:: EXERCISE DIRECTIONS ::
Copy nothing but the text: repeat each entry exactly and drop the images.

:: DATA FOR THIS EXERCISE ::
┌────────

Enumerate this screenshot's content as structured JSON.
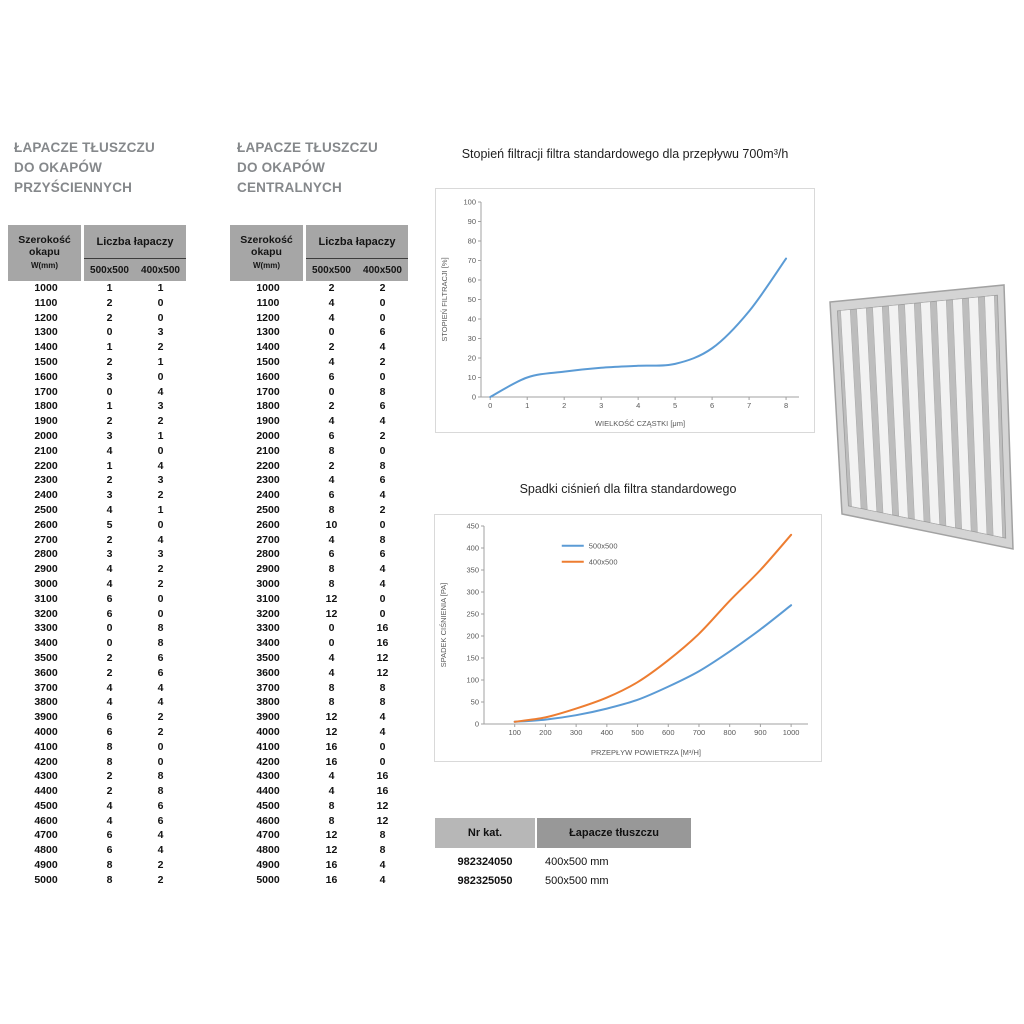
{
  "titles": {
    "wall": [
      "ŁAPACZE TŁUSZCZU",
      "DO OKAPÓW",
      "PRZYŚCIENNYCH"
    ],
    "central": [
      "ŁAPACZE TŁUSZCZU",
      "DO OKAPÓW",
      "CENTRALNYCH"
    ]
  },
  "spec_header": {
    "col1": [
      "Szerokość",
      "okapu"
    ],
    "col1_sub": "W(mm)",
    "group": "Liczba łapaczy",
    "sub": [
      "500x500",
      "400x500"
    ]
  },
  "tables": {
    "wall_rows": [
      [
        1000,
        1,
        1
      ],
      [
        1100,
        2,
        0
      ],
      [
        1200,
        2,
        0
      ],
      [
        1300,
        0,
        3
      ],
      [
        1400,
        1,
        2
      ],
      [
        1500,
        2,
        1
      ],
      [
        1600,
        3,
        0
      ],
      [
        1700,
        0,
        4
      ],
      [
        1800,
        1,
        3
      ],
      [
        1900,
        2,
        2
      ],
      [
        2000,
        3,
        1
      ],
      [
        2100,
        4,
        0
      ],
      [
        2200,
        1,
        4
      ],
      [
        2300,
        2,
        3
      ],
      [
        2400,
        3,
        2
      ],
      [
        2500,
        4,
        1
      ],
      [
        2600,
        5,
        0
      ],
      [
        2700,
        2,
        4
      ],
      [
        2800,
        3,
        3
      ],
      [
        2900,
        4,
        2
      ],
      [
        3000,
        4,
        2
      ],
      [
        3100,
        6,
        0
      ],
      [
        3200,
        6,
        0
      ],
      [
        3300,
        0,
        8
      ],
      [
        3400,
        0,
        8
      ],
      [
        3500,
        2,
        6
      ],
      [
        3600,
        2,
        6
      ],
      [
        3700,
        4,
        4
      ],
      [
        3800,
        4,
        4
      ],
      [
        3900,
        6,
        2
      ],
      [
        4000,
        6,
        2
      ],
      [
        4100,
        8,
        0
      ],
      [
        4200,
        8,
        0
      ],
      [
        4300,
        2,
        8
      ],
      [
        4400,
        2,
        8
      ],
      [
        4500,
        4,
        6
      ],
      [
        4600,
        4,
        6
      ],
      [
        4700,
        6,
        4
      ],
      [
        4800,
        6,
        4
      ],
      [
        4900,
        8,
        2
      ],
      [
        5000,
        8,
        2
      ]
    ],
    "central_rows": [
      [
        1000,
        2,
        2
      ],
      [
        1100,
        4,
        0
      ],
      [
        1200,
        4,
        0
      ],
      [
        1300,
        0,
        6
      ],
      [
        1400,
        2,
        4
      ],
      [
        1500,
        4,
        2
      ],
      [
        1600,
        6,
        0
      ],
      [
        1700,
        0,
        8
      ],
      [
        1800,
        2,
        6
      ],
      [
        1900,
        4,
        4
      ],
      [
        2000,
        6,
        2
      ],
      [
        2100,
        8,
        0
      ],
      [
        2200,
        2,
        8
      ],
      [
        2300,
        4,
        6
      ],
      [
        2400,
        6,
        4
      ],
      [
        2500,
        8,
        2
      ],
      [
        2600,
        10,
        0
      ],
      [
        2700,
        4,
        8
      ],
      [
        2800,
        6,
        6
      ],
      [
        2900,
        8,
        4
      ],
      [
        3000,
        8,
        4
      ],
      [
        3100,
        12,
        0
      ],
      [
        3200,
        12,
        0
      ],
      [
        3300,
        0,
        16
      ],
      [
        3400,
        0,
        16
      ],
      [
        3500,
        4,
        12
      ],
      [
        3600,
        4,
        12
      ],
      [
        3700,
        8,
        8
      ],
      [
        3800,
        8,
        8
      ],
      [
        3900,
        12,
        4
      ],
      [
        4000,
        12,
        4
      ],
      [
        4100,
        16,
        0
      ],
      [
        4200,
        16,
        0
      ],
      [
        4300,
        4,
        16
      ],
      [
        4400,
        4,
        16
      ],
      [
        4500,
        8,
        12
      ],
      [
        4600,
        8,
        12
      ],
      [
        4700,
        12,
        8
      ],
      [
        4800,
        12,
        8
      ],
      [
        4900,
        16,
        4
      ],
      [
        5000,
        16,
        4
      ]
    ]
  },
  "chart_data": [
    {
      "type": "line",
      "title": "Stopień filtracji filtra standardowego dla przepływu 700m³/h",
      "xlabel": "WIELKOŚĆ CZĄSTKI [μm]",
      "ylabel": "STOPIEŃ FILTRACJI [%]",
      "x": [
        0,
        1,
        2,
        3,
        4,
        5,
        6,
        7,
        8
      ],
      "values": [
        0,
        10,
        13,
        15,
        16,
        17,
        25,
        44,
        71
      ],
      "line_color": "#5b9bd5",
      "xlim": [
        0,
        8
      ],
      "ylim": [
        0,
        100
      ],
      "yticks": [
        0,
        10,
        20,
        30,
        40,
        50,
        60,
        70,
        80,
        90,
        100
      ],
      "grid": false,
      "legend": null
    },
    {
      "type": "line",
      "title": "Spadki ciśnień dla filtra standardowego",
      "xlabel": "PRZEPŁYW POWIETRZA [M³/H]",
      "ylabel": "SPADEK CIŚNIENIA [PA]",
      "x": [
        100,
        200,
        300,
        400,
        500,
        600,
        700,
        800,
        900,
        1000
      ],
      "series": [
        {
          "name": "500x500",
          "color": "#5b9bd5",
          "values": [
            5,
            10,
            20,
            35,
            55,
            85,
            120,
            165,
            215,
            270
          ]
        },
        {
          "name": "400x500",
          "color": "#ed7d31",
          "values": [
            5,
            15,
            35,
            60,
            95,
            145,
            205,
            280,
            350,
            430
          ]
        }
      ],
      "xlim": [
        100,
        1000
      ],
      "ylim": [
        0,
        450
      ],
      "yticks": [
        0,
        50,
        100,
        150,
        200,
        250,
        300,
        350,
        400,
        450
      ],
      "grid": false,
      "legend_position": "top-center"
    }
  ],
  "catalog_table": {
    "headers": [
      "Nr kat.",
      "Łapacze tłuszczu"
    ],
    "rows": [
      [
        "982324050",
        "400x500 mm"
      ],
      [
        "982325050",
        "500x500 mm"
      ]
    ]
  },
  "colors": {
    "series_blue": "#5b9bd5",
    "series_orange": "#ed7d31",
    "table_header_gray": "#a6a6a6"
  }
}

└────────

:: ANSWER TO THIS PROBLEM ::
Enumerate this screenshot's content as structured JSON.
{
  "titles": {
    "wall": [
      "ŁAPACZE TŁUSZCZU",
      "DO OKAPÓW",
      "PRZYŚCIENNYCH"
    ],
    "central": [
      "ŁAPACZE TŁUSZCZU",
      "DO OKAPÓW",
      "CENTRALNYCH"
    ]
  },
  "spec_header": {
    "col1": [
      "Szerokość",
      "okapu"
    ],
    "col1_sub": "W(mm)",
    "group": "Liczba łapaczy",
    "sub": [
      "500x500",
      "400x500"
    ]
  },
  "tables": {
    "wall_rows": [
      [
        1000,
        1,
        1
      ],
      [
        1100,
        2,
        0
      ],
      [
        1200,
        2,
        0
      ],
      [
        1300,
        0,
        3
      ],
      [
        1400,
        1,
        2
      ],
      [
        1500,
        2,
        1
      ],
      [
        1600,
        3,
        0
      ],
      [
        1700,
        0,
        4
      ],
      [
        1800,
        1,
        3
      ],
      [
        1900,
        2,
        2
      ],
      [
        2000,
        3,
        1
      ],
      [
        2100,
        4,
        0
      ],
      [
        2200,
        1,
        4
      ],
      [
        2300,
        2,
        3
      ],
      [
        2400,
        3,
        2
      ],
      [
        2500,
        4,
        1
      ],
      [
        2600,
        5,
        0
      ],
      [
        2700,
        2,
        4
      ],
      [
        2800,
        3,
        3
      ],
      [
        2900,
        4,
        2
      ],
      [
        3000,
        4,
        2
      ],
      [
        3100,
        6,
        0
      ],
      [
        3200,
        6,
        0
      ],
      [
        3300,
        0,
        8
      ],
      [
        3400,
        0,
        8
      ],
      [
        3500,
        2,
        6
      ],
      [
        3600,
        2,
        6
      ],
      [
        3700,
        4,
        4
      ],
      [
        3800,
        4,
        4
      ],
      [
        3900,
        6,
        2
      ],
      [
        4000,
        6,
        2
      ],
      [
        4100,
        8,
        0
      ],
      [
        4200,
        8,
        0
      ],
      [
        4300,
        2,
        8
      ],
      [
        4400,
        2,
        8
      ],
      [
        4500,
        4,
        6
      ],
      [
        4600,
        4,
        6
      ],
      [
        4700,
        6,
        4
      ],
      [
        4800,
        6,
        4
      ],
      [
        4900,
        8,
        2
      ],
      [
        5000,
        8,
        2
      ]
    ],
    "central_rows": [
      [
        1000,
        2,
        2
      ],
      [
        1100,
        4,
        0
      ],
      [
        1200,
        4,
        0
      ],
      [
        1300,
        0,
        6
      ],
      [
        1400,
        2,
        4
      ],
      [
        1500,
        4,
        2
      ],
      [
        1600,
        6,
        0
      ],
      [
        1700,
        0,
        8
      ],
      [
        1800,
        2,
        6
      ],
      [
        1900,
        4,
        4
      ],
      [
        2000,
        6,
        2
      ],
      [
        2100,
        8,
        0
      ],
      [
        2200,
        2,
        8
      ],
      [
        2300,
        4,
        6
      ],
      [
        2400,
        6,
        4
      ],
      [
        2500,
        8,
        2
      ],
      [
        2600,
        10,
        0
      ],
      [
        2700,
        4,
        8
      ],
      [
        2800,
        6,
        6
      ],
      [
        2900,
        8,
        4
      ],
      [
        3000,
        8,
        4
      ],
      [
        3100,
        12,
        0
      ],
      [
        3200,
        12,
        0
      ],
      [
        3300,
        0,
        16
      ],
      [
        3400,
        0,
        16
      ],
      [
        3500,
        4,
        12
      ],
      [
        3600,
        4,
        12
      ],
      [
        3700,
        8,
        8
      ],
      [
        3800,
        8,
        8
      ],
      [
        3900,
        12,
        4
      ],
      [
        4000,
        12,
        4
      ],
      [
        4100,
        16,
        0
      ],
      [
        4200,
        16,
        0
      ],
      [
        4300,
        4,
        16
      ],
      [
        4400,
        4,
        16
      ],
      [
        4500,
        8,
        12
      ],
      [
        4600,
        8,
        12
      ],
      [
        4700,
        12,
        8
      ],
      [
        4800,
        12,
        8
      ],
      [
        4900,
        16,
        4
      ],
      [
        5000,
        16,
        4
      ]
    ]
  },
  "chart_data": [
    {
      "type": "line",
      "title": "Stopień filtracji filtra standardowego dla przepływu 700m³/h",
      "xlabel": "WIELKOŚĆ CZĄSTKI [μm]",
      "ylabel": "STOPIEŃ FILTRACJI [%]",
      "x": [
        0,
        1,
        2,
        3,
        4,
        5,
        6,
        7,
        8
      ],
      "values": [
        0,
        10,
        13,
        15,
        16,
        17,
        25,
        44,
        71
      ],
      "line_color": "#5b9bd5",
      "xlim": [
        0,
        8
      ],
      "ylim": [
        0,
        100
      ],
      "yticks": [
        0,
        10,
        20,
        30,
        40,
        50,
        60,
        70,
        80,
        90,
        100
      ],
      "grid": false,
      "legend": null
    },
    {
      "type": "line",
      "title": "Spadki ciśnień dla filtra standardowego",
      "xlabel": "PRZEPŁYW POWIETRZA [M³/H]",
      "ylabel": "SPADEK CIŚNIENIA [PA]",
      "x": [
        100,
        200,
        300,
        400,
        500,
        600,
        700,
        800,
        900,
        1000
      ],
      "series": [
        {
          "name": "500x500",
          "color": "#5b9bd5",
          "values": [
            5,
            10,
            20,
            35,
            55,
            85,
            120,
            165,
            215,
            270
          ]
        },
        {
          "name": "400x500",
          "color": "#ed7d31",
          "values": [
            5,
            15,
            35,
            60,
            95,
            145,
            205,
            280,
            350,
            430
          ]
        }
      ],
      "xlim": [
        100,
        1000
      ],
      "ylim": [
        0,
        450
      ],
      "yticks": [
        0,
        50,
        100,
        150,
        200,
        250,
        300,
        350,
        400,
        450
      ],
      "grid": false,
      "legend_position": "top-center"
    }
  ],
  "catalog_table": {
    "headers": [
      "Nr kat.",
      "Łapacze tłuszczu"
    ],
    "rows": [
      [
        "982324050",
        "400x500 mm"
      ],
      [
        "982325050",
        "500x500 mm"
      ]
    ]
  },
  "colors": {
    "series_blue": "#5b9bd5",
    "series_orange": "#ed7d31",
    "table_header_gray": "#a6a6a6"
  }
}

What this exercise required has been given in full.